---------- INPUT DATA ----------

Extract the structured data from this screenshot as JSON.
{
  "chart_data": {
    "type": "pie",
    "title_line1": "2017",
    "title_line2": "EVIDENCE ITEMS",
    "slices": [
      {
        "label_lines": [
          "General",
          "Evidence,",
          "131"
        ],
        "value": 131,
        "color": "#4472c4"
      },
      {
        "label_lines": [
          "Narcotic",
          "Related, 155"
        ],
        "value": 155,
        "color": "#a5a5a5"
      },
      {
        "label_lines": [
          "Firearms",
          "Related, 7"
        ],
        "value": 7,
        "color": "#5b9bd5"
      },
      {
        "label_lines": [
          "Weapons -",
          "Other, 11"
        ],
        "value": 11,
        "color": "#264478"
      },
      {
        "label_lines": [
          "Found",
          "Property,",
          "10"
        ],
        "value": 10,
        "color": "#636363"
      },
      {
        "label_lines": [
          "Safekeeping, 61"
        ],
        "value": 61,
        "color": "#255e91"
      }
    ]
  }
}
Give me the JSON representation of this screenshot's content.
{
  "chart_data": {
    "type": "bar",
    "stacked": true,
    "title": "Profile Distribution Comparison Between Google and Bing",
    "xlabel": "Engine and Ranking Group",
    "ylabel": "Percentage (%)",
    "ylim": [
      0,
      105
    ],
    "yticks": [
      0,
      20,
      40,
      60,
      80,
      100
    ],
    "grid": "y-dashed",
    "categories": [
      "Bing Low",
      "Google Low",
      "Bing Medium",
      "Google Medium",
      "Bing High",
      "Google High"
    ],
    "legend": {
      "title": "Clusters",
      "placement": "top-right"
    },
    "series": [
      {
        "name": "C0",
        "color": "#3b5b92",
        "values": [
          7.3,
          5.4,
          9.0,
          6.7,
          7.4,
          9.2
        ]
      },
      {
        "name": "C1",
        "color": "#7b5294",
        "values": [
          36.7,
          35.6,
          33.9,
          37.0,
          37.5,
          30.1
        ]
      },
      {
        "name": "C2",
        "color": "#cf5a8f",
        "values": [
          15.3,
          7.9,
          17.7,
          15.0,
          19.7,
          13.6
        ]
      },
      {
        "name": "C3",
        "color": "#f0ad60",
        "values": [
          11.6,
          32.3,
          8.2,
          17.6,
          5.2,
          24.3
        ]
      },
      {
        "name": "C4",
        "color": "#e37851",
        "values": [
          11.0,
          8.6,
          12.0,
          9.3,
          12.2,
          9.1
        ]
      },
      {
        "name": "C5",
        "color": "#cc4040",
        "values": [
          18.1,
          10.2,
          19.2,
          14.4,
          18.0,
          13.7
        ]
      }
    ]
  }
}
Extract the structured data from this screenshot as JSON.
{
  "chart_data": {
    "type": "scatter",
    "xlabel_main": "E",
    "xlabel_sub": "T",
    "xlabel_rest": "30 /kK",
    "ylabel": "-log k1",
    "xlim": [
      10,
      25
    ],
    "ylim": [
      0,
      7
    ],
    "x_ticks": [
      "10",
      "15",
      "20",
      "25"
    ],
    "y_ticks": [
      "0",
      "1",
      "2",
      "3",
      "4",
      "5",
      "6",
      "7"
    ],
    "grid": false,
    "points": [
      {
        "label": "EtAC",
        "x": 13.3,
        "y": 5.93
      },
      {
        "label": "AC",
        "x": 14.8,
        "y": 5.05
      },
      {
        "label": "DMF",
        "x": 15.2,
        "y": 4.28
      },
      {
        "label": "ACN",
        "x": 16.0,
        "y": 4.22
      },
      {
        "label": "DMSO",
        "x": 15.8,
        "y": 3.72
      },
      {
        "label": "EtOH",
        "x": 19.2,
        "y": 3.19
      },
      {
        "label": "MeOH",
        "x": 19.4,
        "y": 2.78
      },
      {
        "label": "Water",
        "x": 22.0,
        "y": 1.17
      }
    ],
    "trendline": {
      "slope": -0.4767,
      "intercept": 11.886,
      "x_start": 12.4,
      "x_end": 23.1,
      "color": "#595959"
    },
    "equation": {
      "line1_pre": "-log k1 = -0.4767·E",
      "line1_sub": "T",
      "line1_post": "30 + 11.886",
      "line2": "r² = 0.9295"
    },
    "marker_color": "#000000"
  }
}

----------

PROBLEM TO SOLVE
Quote all the records. Keep every word exact.

IN RESPONSE
Extract the structured data from this screenshot as JSON.
{
  "chart_data": {
    "type": "pie",
    "title_line1": "2017",
    "title_line2": "EVIDENCE ITEMS",
    "slices": [
      {
        "label_lines": [
          "General",
          "Evidence,",
          "131"
        ],
        "value": 131,
        "color": "#4472c4"
      },
      {
        "label_lines": [
          "Narcotic",
          "Related, 155"
        ],
        "value": 155,
        "color": "#a5a5a5"
      },
      {
        "label_lines": [
          "Firearms",
          "Related, 7"
        ],
        "value": 7,
        "color": "#5b9bd5"
      },
      {
        "label_lines": [
          "Weapons -",
          "Other, 11"
        ],
        "value": 11,
        "color": "#264478"
      },
      {
        "label_lines": [
          "Found",
          "Property,",
          "10"
        ],
        "value": 10,
        "color": "#636363"
      },
      {
        "label_lines": [
          "Safekeeping, 61"
        ],
        "value": 61,
        "color": "#255e91"
      }
    ]
  }
}
Give me the JSON representation of this screenshot's content.
{
  "chart_data": {
    "type": "bar",
    "stacked": true,
    "title": "Profile Distribution Comparison Between Google and Bing",
    "xlabel": "Engine and Ranking Group",
    "ylabel": "Percentage (%)",
    "ylim": [
      0,
      105
    ],
    "yticks": [
      0,
      20,
      40,
      60,
      80,
      100
    ],
    "grid": "y-dashed",
    "categories": [
      "Bing Low",
      "Google Low",
      "Bing Medium",
      "Google Medium",
      "Bing High",
      "Google High"
    ],
    "legend": {
      "title": "Clusters",
      "placement": "top-right"
    },
    "series": [
      {
        "name": "C0",
        "color": "#3b5b92",
        "values": [
          7.3,
          5.4,
          9.0,
          6.7,
          7.4,
          9.2
        ]
      },
      {
        "name": "C1",
        "color": "#7b5294",
        "values": [
          36.7,
          35.6,
          33.9,
          37.0,
          37.5,
          30.1
        ]
      },
      {
        "name": "C2",
        "color": "#cf5a8f",
        "values": [
          15.3,
          7.9,
          17.7,
          15.0,
          19.7,
          13.6
        ]
      },
      {
        "name": "C3",
        "color": "#f0ad60",
        "values": [
          11.6,
          32.3,
          8.2,
          17.6,
          5.2,
          24.3
        ]
      },
      {
        "name": "C4",
        "color": "#e37851",
        "values": [
          11.0,
          8.6,
          12.0,
          9.3,
          12.2,
          9.1
        ]
      },
      {
        "name": "C5",
        "color": "#cc4040",
        "values": [
          18.1,
          10.2,
          19.2,
          14.4,
          18.0,
          13.7
        ]
      }
    ]
  }
}
Extract the structured data from this screenshot as JSON.
{
  "chart_data": {
    "type": "scatter",
    "xlabel_main": "E",
    "xlabel_sub": "T",
    "xlabel_rest": "30 /kK",
    "ylabel": "-log k1",
    "xlim": [
      10,
      25
    ],
    "ylim": [
      0,
      7
    ],
    "x_ticks": [
      "10",
      "15",
      "20",
      "25"
    ],
    "y_ticks": [
      "0",
      "1",
      "2",
      "3",
      "4",
      "5",
      "6",
      "7"
    ],
    "grid": false,
    "points": [
      {
        "label": "EtAC",
        "x": 13.3,
        "y": 5.93
      },
      {
        "label": "AC",
        "x": 14.8,
        "y": 5.05
      },
      {
        "label": "DMF",
        "x": 15.2,
        "y": 4.28
      },
      {
        "label": "ACN",
        "x": 16.0,
        "y": 4.22
      },
      {
        "label": "DMSO",
        "x": 15.8,
        "y": 3.72
      },
      {
        "label": "EtOH",
        "x": 19.2,
        "y": 3.19
      },
      {
        "label": "MeOH",
        "x": 19.4,
        "y": 2.78
      },
      {
        "label": "Water",
        "x": 22.0,
        "y": 1.17
      }
    ],
    "trendline": {
      "slope": -0.4767,
      "intercept": 11.886,
      "x_start": 12.4,
      "x_end": 23.1,
      "color": "#595959"
    },
    "equation": {
      "line1_pre": "-log k1 = -0.4767·E",
      "line1_sub": "T",
      "line1_post": "30 + 11.886",
      "line2": "r² = 0.9295"
    },
    "marker_color": "#000000"
  }
}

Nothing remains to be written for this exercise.